- Your objective
Restate each entry word for word, leaving nothing out.

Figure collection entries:
○ ○ ○ ○

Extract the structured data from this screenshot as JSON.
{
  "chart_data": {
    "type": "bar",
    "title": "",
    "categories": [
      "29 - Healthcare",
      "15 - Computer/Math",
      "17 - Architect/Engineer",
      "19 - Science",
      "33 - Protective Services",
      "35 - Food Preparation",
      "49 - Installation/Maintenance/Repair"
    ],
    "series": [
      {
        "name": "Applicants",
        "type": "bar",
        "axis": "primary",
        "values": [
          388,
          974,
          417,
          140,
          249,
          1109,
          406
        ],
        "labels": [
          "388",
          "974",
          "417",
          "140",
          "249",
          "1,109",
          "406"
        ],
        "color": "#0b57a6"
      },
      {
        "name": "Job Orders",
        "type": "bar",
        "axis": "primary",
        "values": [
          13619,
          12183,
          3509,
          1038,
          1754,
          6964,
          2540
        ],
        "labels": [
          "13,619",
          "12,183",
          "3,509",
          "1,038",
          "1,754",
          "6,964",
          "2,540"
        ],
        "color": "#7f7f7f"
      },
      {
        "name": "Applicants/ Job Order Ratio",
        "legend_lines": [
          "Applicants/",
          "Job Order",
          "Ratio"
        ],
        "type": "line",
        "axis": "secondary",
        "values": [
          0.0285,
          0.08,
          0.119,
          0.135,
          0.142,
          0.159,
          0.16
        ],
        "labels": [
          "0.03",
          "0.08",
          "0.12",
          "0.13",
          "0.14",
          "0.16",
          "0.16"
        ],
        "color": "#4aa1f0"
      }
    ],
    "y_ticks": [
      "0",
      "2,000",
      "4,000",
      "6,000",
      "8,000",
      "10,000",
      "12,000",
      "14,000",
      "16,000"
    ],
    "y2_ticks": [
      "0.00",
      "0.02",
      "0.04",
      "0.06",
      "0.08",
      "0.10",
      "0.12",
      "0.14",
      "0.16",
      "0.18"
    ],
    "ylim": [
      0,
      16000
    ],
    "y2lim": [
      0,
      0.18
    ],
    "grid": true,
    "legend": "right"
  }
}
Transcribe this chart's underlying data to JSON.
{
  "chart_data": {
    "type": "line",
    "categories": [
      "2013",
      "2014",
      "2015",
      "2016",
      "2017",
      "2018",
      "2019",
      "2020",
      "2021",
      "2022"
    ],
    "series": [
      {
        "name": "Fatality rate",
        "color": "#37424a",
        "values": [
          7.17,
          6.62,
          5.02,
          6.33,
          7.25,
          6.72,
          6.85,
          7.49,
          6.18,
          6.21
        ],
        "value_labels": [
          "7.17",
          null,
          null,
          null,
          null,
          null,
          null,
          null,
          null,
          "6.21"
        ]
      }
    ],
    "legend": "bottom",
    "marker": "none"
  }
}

○ ○ ○ ○

- Output below
Extract the structured data from this screenshot as JSON.
{
  "chart_data": {
    "type": "bar",
    "title": "",
    "categories": [
      "29 - Healthcare",
      "15 - Computer/Math",
      "17 - Architect/Engineer",
      "19 - Science",
      "33 - Protective Services",
      "35 - Food Preparation",
      "49 - Installation/Maintenance/Repair"
    ],
    "series": [
      {
        "name": "Applicants",
        "type": "bar",
        "axis": "primary",
        "values": [
          388,
          974,
          417,
          140,
          249,
          1109,
          406
        ],
        "labels": [
          "388",
          "974",
          "417",
          "140",
          "249",
          "1,109",
          "406"
        ],
        "color": "#0b57a6"
      },
      {
        "name": "Job Orders",
        "type": "bar",
        "axis": "primary",
        "values": [
          13619,
          12183,
          3509,
          1038,
          1754,
          6964,
          2540
        ],
        "labels": [
          "13,619",
          "12,183",
          "3,509",
          "1,038",
          "1,754",
          "6,964",
          "2,540"
        ],
        "color": "#7f7f7f"
      },
      {
        "name": "Applicants/ Job Order Ratio",
        "legend_lines": [
          "Applicants/",
          "Job Order",
          "Ratio"
        ],
        "type": "line",
        "axis": "secondary",
        "values": [
          0.0285,
          0.08,
          0.119,
          0.135,
          0.142,
          0.159,
          0.16
        ],
        "labels": [
          "0.03",
          "0.08",
          "0.12",
          "0.13",
          "0.14",
          "0.16",
          "0.16"
        ],
        "color": "#4aa1f0"
      }
    ],
    "y_ticks": [
      "0",
      "2,000",
      "4,000",
      "6,000",
      "8,000",
      "10,000",
      "12,000",
      "14,000",
      "16,000"
    ],
    "y2_ticks": [
      "0.00",
      "0.02",
      "0.04",
      "0.06",
      "0.08",
      "0.10",
      "0.12",
      "0.14",
      "0.16",
      "0.18"
    ],
    "ylim": [
      0,
      16000
    ],
    "y2lim": [
      0,
      0.18
    ],
    "grid": true,
    "legend": "right"
  }
}
Transcribe this chart's underlying data to JSON.
{
  "chart_data": {
    "type": "line",
    "categories": [
      "2013",
      "2014",
      "2015",
      "2016",
      "2017",
      "2018",
      "2019",
      "2020",
      "2021",
      "2022"
    ],
    "series": [
      {
        "name": "Fatality rate",
        "color": "#37424a",
        "values": [
          7.17,
          6.62,
          5.02,
          6.33,
          7.25,
          6.72,
          6.85,
          7.49,
          6.18,
          6.21
        ],
        "value_labels": [
          "7.17",
          null,
          null,
          null,
          null,
          null,
          null,
          null,
          null,
          "6.21"
        ]
      }
    ],
    "legend": "bottom",
    "marker": "none"
  }
}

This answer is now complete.